**Exercise description:**
How many lines of the data include the string "JSON"? State the number and nothing else.

.....

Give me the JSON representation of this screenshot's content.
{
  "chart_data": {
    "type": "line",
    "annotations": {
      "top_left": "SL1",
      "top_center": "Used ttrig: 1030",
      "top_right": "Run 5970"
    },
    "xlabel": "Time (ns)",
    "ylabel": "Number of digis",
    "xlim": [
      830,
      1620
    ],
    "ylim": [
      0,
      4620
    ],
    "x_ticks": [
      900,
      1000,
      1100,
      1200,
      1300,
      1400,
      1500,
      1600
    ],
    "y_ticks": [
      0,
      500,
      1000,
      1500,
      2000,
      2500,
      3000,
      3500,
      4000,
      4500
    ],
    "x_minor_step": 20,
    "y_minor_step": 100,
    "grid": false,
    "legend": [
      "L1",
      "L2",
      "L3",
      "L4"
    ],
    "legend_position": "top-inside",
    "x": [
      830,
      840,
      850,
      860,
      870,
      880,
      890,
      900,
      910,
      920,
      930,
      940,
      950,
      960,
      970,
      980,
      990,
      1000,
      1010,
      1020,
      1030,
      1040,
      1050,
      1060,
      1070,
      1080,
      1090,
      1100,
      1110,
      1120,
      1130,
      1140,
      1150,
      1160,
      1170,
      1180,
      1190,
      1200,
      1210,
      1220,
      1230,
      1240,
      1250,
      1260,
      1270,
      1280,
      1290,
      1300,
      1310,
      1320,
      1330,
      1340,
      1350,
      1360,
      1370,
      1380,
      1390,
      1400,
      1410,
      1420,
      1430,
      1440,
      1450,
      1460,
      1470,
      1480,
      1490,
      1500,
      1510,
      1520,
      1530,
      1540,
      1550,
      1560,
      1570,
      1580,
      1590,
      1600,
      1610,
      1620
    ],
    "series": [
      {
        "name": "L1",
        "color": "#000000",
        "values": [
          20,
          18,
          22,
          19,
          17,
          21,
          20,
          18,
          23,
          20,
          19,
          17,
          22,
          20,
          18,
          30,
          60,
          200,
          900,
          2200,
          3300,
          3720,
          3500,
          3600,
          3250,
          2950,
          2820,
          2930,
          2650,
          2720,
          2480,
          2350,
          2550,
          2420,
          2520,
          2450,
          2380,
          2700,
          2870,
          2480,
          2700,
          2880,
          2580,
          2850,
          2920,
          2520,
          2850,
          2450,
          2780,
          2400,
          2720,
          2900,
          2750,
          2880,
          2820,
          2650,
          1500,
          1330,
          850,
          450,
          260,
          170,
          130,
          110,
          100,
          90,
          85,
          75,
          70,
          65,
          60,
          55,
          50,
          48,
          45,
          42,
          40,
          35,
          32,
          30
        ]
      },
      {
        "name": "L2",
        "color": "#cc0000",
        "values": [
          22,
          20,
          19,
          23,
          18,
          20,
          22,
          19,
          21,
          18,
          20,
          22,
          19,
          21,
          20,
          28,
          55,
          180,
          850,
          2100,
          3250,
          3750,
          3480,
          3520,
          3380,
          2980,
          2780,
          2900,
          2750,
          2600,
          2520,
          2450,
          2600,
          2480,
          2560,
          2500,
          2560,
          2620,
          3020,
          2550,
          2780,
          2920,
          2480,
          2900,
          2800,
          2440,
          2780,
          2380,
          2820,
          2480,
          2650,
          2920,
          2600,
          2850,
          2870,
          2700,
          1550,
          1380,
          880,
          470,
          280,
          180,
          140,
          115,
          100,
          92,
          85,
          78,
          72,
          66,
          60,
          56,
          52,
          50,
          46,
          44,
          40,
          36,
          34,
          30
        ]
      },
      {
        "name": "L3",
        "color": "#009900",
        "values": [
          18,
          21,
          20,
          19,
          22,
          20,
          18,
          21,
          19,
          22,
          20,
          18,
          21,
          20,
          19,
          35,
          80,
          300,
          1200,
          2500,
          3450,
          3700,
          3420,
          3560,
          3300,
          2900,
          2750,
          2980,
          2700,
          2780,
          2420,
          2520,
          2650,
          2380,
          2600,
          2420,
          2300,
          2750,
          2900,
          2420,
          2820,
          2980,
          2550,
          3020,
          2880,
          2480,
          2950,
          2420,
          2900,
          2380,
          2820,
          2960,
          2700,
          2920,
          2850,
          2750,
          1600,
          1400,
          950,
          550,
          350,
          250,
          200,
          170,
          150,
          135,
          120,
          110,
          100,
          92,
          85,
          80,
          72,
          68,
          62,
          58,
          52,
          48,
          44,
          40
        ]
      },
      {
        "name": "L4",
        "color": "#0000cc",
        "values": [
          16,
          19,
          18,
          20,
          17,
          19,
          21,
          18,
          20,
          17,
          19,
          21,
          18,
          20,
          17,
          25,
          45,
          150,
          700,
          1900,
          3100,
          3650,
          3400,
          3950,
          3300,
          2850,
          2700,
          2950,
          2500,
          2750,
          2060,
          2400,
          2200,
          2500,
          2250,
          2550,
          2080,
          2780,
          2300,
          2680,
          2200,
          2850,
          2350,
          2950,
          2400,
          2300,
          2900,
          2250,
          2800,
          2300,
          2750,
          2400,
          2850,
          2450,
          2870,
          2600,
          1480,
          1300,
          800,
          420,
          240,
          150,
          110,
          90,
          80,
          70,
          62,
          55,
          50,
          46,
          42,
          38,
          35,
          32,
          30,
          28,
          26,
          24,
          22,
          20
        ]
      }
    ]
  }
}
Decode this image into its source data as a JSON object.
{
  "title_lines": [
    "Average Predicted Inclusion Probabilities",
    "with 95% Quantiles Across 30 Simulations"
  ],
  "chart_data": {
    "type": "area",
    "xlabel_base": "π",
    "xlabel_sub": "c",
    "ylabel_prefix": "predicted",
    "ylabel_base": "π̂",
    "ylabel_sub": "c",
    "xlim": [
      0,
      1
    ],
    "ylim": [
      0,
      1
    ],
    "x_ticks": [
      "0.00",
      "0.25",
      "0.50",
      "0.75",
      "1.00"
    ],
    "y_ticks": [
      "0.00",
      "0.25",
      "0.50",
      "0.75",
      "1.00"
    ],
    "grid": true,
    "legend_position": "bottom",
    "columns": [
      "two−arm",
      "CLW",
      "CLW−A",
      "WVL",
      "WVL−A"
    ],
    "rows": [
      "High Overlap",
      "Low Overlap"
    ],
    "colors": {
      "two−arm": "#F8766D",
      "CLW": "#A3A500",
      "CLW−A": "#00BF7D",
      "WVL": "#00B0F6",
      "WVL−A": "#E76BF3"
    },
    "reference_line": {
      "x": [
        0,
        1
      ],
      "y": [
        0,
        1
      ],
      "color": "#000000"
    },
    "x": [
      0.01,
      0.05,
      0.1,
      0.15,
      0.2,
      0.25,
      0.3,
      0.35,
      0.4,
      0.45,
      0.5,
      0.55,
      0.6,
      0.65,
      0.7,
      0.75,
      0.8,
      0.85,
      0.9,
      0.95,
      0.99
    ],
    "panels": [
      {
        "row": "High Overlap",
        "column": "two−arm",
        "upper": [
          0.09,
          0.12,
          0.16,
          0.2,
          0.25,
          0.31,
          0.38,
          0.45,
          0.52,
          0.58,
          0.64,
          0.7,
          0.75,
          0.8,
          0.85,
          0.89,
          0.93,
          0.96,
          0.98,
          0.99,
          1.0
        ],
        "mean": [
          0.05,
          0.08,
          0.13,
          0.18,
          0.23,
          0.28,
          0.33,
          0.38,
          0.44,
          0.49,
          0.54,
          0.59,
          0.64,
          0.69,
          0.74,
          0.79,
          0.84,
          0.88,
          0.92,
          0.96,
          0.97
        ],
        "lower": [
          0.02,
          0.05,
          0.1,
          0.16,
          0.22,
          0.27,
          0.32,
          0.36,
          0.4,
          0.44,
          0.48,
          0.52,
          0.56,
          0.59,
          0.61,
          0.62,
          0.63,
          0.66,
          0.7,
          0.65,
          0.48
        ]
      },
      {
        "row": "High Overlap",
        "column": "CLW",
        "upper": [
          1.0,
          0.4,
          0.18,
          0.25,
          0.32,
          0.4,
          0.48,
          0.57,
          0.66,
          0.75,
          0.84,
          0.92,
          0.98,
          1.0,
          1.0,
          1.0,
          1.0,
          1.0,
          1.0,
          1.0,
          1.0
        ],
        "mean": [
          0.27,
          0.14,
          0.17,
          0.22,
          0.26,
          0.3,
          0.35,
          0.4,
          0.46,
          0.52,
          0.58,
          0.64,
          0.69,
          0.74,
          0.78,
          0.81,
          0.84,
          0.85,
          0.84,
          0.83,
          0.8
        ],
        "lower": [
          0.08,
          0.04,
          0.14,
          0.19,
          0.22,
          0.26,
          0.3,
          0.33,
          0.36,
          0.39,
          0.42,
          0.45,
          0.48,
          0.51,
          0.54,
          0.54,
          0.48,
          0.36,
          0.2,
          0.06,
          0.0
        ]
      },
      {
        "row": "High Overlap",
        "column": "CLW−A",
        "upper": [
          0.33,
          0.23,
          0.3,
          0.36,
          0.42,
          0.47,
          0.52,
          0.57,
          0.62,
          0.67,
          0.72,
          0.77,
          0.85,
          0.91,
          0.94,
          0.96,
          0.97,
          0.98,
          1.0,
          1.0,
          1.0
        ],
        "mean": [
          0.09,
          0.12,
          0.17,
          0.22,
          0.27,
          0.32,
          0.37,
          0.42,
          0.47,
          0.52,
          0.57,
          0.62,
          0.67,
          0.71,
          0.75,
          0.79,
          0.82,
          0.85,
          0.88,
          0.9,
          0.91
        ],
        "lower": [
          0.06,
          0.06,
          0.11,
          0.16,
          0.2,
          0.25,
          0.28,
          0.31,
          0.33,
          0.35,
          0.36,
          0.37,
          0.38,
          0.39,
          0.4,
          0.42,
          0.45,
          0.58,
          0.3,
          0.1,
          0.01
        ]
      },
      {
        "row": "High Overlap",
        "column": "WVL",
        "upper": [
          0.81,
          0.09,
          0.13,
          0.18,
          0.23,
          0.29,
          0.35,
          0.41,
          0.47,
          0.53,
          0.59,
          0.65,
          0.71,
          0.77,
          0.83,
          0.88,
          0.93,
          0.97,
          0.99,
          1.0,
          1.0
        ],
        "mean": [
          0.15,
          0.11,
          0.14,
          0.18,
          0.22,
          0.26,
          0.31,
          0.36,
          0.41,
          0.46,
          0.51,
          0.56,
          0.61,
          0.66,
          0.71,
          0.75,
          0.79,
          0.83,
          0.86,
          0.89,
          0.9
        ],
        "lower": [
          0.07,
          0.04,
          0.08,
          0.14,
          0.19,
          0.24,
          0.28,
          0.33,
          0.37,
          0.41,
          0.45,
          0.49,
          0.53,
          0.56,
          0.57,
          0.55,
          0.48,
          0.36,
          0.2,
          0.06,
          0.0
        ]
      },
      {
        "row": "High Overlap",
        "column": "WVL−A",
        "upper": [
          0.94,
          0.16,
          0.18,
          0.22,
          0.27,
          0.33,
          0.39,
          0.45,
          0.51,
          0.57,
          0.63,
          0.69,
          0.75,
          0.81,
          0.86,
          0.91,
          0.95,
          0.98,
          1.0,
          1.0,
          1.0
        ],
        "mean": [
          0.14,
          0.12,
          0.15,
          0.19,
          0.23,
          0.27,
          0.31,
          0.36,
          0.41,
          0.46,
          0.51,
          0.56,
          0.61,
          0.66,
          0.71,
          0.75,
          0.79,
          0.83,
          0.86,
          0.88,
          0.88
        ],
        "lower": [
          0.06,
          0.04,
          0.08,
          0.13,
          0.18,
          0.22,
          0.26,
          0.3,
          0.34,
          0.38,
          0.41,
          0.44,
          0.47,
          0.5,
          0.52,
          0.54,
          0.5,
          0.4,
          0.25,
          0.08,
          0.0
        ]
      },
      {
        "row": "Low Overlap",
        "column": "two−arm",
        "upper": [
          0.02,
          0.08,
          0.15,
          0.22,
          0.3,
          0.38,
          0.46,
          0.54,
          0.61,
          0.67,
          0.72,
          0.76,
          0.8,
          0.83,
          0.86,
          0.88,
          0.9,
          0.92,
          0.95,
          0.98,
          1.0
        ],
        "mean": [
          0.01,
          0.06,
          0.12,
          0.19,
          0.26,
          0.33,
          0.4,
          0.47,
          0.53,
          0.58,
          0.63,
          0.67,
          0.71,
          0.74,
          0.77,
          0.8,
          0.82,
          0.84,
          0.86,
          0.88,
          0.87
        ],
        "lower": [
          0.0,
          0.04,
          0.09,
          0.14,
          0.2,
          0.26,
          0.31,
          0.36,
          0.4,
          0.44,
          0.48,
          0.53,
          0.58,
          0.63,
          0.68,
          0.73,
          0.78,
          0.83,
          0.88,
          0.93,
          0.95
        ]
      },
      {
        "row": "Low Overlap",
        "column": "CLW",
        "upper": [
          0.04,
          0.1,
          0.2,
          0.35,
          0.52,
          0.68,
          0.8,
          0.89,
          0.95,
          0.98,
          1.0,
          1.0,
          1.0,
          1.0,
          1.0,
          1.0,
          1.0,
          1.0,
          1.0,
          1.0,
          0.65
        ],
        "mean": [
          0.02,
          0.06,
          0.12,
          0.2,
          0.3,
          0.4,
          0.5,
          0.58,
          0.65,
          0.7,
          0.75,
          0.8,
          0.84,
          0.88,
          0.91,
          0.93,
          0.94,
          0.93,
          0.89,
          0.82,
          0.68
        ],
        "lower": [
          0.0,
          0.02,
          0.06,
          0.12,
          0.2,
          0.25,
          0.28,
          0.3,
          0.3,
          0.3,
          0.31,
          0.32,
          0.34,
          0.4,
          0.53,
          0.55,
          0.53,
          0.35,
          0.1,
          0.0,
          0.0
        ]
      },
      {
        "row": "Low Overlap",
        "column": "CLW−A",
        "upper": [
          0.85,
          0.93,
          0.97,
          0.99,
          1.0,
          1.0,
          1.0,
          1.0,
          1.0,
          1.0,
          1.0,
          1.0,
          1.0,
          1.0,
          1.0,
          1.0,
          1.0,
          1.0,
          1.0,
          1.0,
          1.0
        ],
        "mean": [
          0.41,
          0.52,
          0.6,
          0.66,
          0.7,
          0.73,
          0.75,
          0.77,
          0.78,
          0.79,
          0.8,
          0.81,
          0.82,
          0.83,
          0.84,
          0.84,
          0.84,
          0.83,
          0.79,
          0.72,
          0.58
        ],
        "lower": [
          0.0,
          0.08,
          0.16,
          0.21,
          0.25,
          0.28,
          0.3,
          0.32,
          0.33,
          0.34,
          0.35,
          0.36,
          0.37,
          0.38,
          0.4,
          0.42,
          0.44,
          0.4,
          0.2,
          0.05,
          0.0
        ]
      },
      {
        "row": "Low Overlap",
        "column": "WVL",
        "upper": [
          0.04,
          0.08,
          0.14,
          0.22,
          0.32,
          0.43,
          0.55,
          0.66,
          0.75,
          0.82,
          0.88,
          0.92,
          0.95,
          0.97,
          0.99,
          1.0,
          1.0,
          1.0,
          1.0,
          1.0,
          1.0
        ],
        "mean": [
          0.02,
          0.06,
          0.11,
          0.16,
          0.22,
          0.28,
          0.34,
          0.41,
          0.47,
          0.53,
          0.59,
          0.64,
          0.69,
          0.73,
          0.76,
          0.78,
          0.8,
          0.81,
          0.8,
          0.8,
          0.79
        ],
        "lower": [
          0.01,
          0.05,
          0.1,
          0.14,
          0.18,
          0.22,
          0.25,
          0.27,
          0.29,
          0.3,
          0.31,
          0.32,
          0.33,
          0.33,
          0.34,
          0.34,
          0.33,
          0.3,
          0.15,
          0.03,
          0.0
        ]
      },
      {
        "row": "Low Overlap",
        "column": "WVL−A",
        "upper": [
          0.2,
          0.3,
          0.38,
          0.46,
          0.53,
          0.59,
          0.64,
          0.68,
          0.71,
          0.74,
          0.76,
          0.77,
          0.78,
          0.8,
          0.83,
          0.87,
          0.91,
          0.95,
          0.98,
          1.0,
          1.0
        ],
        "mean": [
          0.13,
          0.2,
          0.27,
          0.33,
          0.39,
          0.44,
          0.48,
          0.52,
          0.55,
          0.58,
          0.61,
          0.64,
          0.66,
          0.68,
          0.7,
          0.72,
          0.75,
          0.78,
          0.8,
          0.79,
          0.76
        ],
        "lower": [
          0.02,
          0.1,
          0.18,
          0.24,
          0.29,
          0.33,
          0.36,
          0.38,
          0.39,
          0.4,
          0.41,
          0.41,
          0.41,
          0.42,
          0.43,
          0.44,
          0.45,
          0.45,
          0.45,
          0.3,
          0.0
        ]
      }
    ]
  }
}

.....

**Solution for this problem:**
2